(INSTRUCTIONS FOR THE TASK)
Every entry here needs to be repeated exactly.

>> START RECORDS SUPPLIED

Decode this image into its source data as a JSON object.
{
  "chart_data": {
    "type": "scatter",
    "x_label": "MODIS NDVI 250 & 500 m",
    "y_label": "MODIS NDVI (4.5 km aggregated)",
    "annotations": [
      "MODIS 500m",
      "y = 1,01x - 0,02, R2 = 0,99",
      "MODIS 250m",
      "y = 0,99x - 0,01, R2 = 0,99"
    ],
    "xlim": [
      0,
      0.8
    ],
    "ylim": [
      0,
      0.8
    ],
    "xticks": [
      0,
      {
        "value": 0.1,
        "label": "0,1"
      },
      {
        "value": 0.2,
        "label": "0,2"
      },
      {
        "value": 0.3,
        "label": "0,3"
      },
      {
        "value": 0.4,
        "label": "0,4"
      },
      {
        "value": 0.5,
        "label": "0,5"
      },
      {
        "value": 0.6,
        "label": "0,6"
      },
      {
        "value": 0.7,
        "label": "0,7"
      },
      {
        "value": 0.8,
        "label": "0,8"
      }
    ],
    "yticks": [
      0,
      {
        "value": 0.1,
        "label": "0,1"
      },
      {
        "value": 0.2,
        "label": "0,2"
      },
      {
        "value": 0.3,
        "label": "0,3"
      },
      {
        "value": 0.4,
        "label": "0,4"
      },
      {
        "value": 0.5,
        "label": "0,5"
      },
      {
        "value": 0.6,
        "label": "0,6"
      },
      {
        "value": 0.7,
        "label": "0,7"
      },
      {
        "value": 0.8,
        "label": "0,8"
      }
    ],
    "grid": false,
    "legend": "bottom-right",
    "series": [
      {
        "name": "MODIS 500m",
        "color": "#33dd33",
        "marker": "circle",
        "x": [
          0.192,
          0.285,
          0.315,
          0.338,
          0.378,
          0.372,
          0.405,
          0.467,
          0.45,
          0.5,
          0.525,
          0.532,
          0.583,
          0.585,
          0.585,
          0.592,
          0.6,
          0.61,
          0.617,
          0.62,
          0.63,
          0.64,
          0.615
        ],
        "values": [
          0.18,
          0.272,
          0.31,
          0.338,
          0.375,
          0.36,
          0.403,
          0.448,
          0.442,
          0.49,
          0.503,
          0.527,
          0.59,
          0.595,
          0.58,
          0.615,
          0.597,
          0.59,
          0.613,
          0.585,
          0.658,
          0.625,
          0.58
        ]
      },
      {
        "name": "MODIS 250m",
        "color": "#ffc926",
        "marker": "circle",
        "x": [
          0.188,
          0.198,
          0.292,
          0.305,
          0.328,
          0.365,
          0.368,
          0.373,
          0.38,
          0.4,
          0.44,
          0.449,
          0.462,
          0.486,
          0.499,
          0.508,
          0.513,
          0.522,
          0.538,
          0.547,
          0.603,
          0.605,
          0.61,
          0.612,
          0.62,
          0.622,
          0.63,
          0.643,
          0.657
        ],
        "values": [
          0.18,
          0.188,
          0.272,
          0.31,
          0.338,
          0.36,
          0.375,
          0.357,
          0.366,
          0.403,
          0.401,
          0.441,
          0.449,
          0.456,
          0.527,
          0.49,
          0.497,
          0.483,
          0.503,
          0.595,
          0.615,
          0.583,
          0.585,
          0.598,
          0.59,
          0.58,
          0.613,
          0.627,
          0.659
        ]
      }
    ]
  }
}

>> END RECORDS SUPPLIED

(FULL OUTPUT)
Decode this image into its source data as a JSON object.
{
  "chart_data": {
    "type": "scatter",
    "x_label": "MODIS NDVI 250 & 500 m",
    "y_label": "MODIS NDVI (4.5 km aggregated)",
    "annotations": [
      "MODIS 500m",
      "y = 1,01x - 0,02, R2 = 0,99",
      "MODIS 250m",
      "y = 0,99x - 0,01, R2 = 0,99"
    ],
    "xlim": [
      0,
      0.8
    ],
    "ylim": [
      0,
      0.8
    ],
    "xticks": [
      0,
      {
        "value": 0.1,
        "label": "0,1"
      },
      {
        "value": 0.2,
        "label": "0,2"
      },
      {
        "value": 0.3,
        "label": "0,3"
      },
      {
        "value": 0.4,
        "label": "0,4"
      },
      {
        "value": 0.5,
        "label": "0,5"
      },
      {
        "value": 0.6,
        "label": "0,6"
      },
      {
        "value": 0.7,
        "label": "0,7"
      },
      {
        "value": 0.8,
        "label": "0,8"
      }
    ],
    "yticks": [
      0,
      {
        "value": 0.1,
        "label": "0,1"
      },
      {
        "value": 0.2,
        "label": "0,2"
      },
      {
        "value": 0.3,
        "label": "0,3"
      },
      {
        "value": 0.4,
        "label": "0,4"
      },
      {
        "value": 0.5,
        "label": "0,5"
      },
      {
        "value": 0.6,
        "label": "0,6"
      },
      {
        "value": 0.7,
        "label": "0,7"
      },
      {
        "value": 0.8,
        "label": "0,8"
      }
    ],
    "grid": false,
    "legend": "bottom-right",
    "series": [
      {
        "name": "MODIS 500m",
        "color": "#33dd33",
        "marker": "circle",
        "x": [
          0.192,
          0.285,
          0.315,
          0.338,
          0.378,
          0.372,
          0.405,
          0.467,
          0.45,
          0.5,
          0.525,
          0.532,
          0.583,
          0.585,
          0.585,
          0.592,
          0.6,
          0.61,
          0.617,
          0.62,
          0.63,
          0.64,
          0.615
        ],
        "values": [
          0.18,
          0.272,
          0.31,
          0.338,
          0.375,
          0.36,
          0.403,
          0.448,
          0.442,
          0.49,
          0.503,
          0.527,
          0.59,
          0.595,
          0.58,
          0.615,
          0.597,
          0.59,
          0.613,
          0.585,
          0.658,
          0.625,
          0.58
        ]
      },
      {
        "name": "MODIS 250m",
        "color": "#ffc926",
        "marker": "circle",
        "x": [
          0.188,
          0.198,
          0.292,
          0.305,
          0.328,
          0.365,
          0.368,
          0.373,
          0.38,
          0.4,
          0.44,
          0.449,
          0.462,
          0.486,
          0.499,
          0.508,
          0.513,
          0.522,
          0.538,
          0.547,
          0.603,
          0.605,
          0.61,
          0.612,
          0.62,
          0.622,
          0.63,
          0.643,
          0.657
        ],
        "values": [
          0.18,
          0.188,
          0.272,
          0.31,
          0.338,
          0.36,
          0.375,
          0.357,
          0.366,
          0.403,
          0.401,
          0.441,
          0.449,
          0.456,
          0.527,
          0.49,
          0.497,
          0.483,
          0.503,
          0.595,
          0.615,
          0.583,
          0.585,
          0.598,
          0.59,
          0.58,
          0.613,
          0.627,
          0.659
        ]
      }
    ]
  }
}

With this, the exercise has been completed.